═══ Dataset rows

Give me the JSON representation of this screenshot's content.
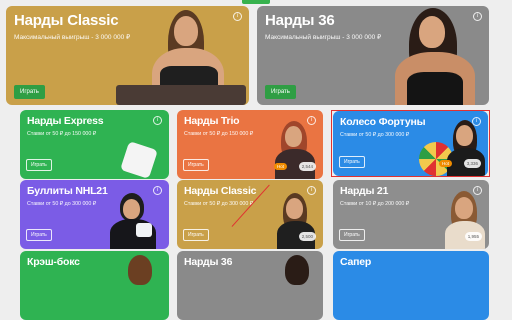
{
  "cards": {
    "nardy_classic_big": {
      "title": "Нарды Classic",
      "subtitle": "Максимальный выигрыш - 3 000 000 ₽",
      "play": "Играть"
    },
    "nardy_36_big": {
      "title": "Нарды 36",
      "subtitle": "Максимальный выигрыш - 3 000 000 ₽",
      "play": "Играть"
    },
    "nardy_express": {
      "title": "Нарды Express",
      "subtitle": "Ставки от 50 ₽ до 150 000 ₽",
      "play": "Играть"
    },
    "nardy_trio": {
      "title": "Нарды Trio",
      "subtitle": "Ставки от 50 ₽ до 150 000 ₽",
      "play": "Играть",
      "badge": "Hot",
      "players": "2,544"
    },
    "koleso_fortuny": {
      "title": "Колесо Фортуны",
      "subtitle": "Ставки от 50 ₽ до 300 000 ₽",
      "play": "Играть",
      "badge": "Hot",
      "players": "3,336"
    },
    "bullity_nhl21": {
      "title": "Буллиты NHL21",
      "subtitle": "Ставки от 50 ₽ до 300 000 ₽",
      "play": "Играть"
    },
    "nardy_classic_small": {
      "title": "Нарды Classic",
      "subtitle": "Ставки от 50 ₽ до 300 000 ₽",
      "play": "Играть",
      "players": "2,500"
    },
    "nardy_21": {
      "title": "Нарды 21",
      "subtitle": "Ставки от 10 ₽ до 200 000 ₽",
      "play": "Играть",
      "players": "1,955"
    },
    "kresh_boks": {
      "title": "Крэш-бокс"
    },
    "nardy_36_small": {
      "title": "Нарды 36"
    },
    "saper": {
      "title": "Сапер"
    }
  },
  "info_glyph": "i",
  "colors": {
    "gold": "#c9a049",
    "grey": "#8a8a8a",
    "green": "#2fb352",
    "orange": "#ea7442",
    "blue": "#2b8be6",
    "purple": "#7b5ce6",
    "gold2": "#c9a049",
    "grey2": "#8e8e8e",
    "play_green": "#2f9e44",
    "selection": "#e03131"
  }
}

══════

Problem statement: Copy each line above precisely, dropping the pictures.

Task solution:
Give me the JSON representation of this screenshot's content.
{
  "cards": {
    "nardy_classic_big": {
      "title": "Нарды Classic",
      "subtitle": "Максимальный выигрыш - 3 000 000 ₽",
      "play": "Играть"
    },
    "nardy_36_big": {
      "title": "Нарды 36",
      "subtitle": "Максимальный выигрыш - 3 000 000 ₽",
      "play": "Играть"
    },
    "nardy_express": {
      "title": "Нарды Express",
      "subtitle": "Ставки от 50 ₽ до 150 000 ₽",
      "play": "Играть"
    },
    "nardy_trio": {
      "title": "Нарды Trio",
      "subtitle": "Ставки от 50 ₽ до 150 000 ₽",
      "play": "Играть",
      "badge": "Hot",
      "players": "2,544"
    },
    "koleso_fortuny": {
      "title": "Колесо Фортуны",
      "subtitle": "Ставки от 50 ₽ до 300 000 ₽",
      "play": "Играть",
      "badge": "Hot",
      "players": "3,336"
    },
    "bullity_nhl21": {
      "title": "Буллиты NHL21",
      "subtitle": "Ставки от 50 ₽ до 300 000 ₽",
      "play": "Играть"
    },
    "nardy_classic_small": {
      "title": "Нарды Classic",
      "subtitle": "Ставки от 50 ₽ до 300 000 ₽",
      "play": "Играть",
      "players": "2,500"
    },
    "nardy_21": {
      "title": "Нарды 21",
      "subtitle": "Ставки от 10 ₽ до 200 000 ₽",
      "play": "Играть",
      "players": "1,955"
    },
    "kresh_boks": {
      "title": "Крэш-бокс"
    },
    "nardy_36_small": {
      "title": "Нарды 36"
    },
    "saper": {
      "title": "Сапер"
    }
  },
  "info_glyph": "i",
  "colors": {
    "gold": "#c9a049",
    "grey": "#8a8a8a",
    "green": "#2fb352",
    "orange": "#ea7442",
    "blue": "#2b8be6",
    "purple": "#7b5ce6",
    "gold2": "#c9a049",
    "grey2": "#8e8e8e",
    "play_green": "#2f9e44",
    "selection": "#e03131"
  }
}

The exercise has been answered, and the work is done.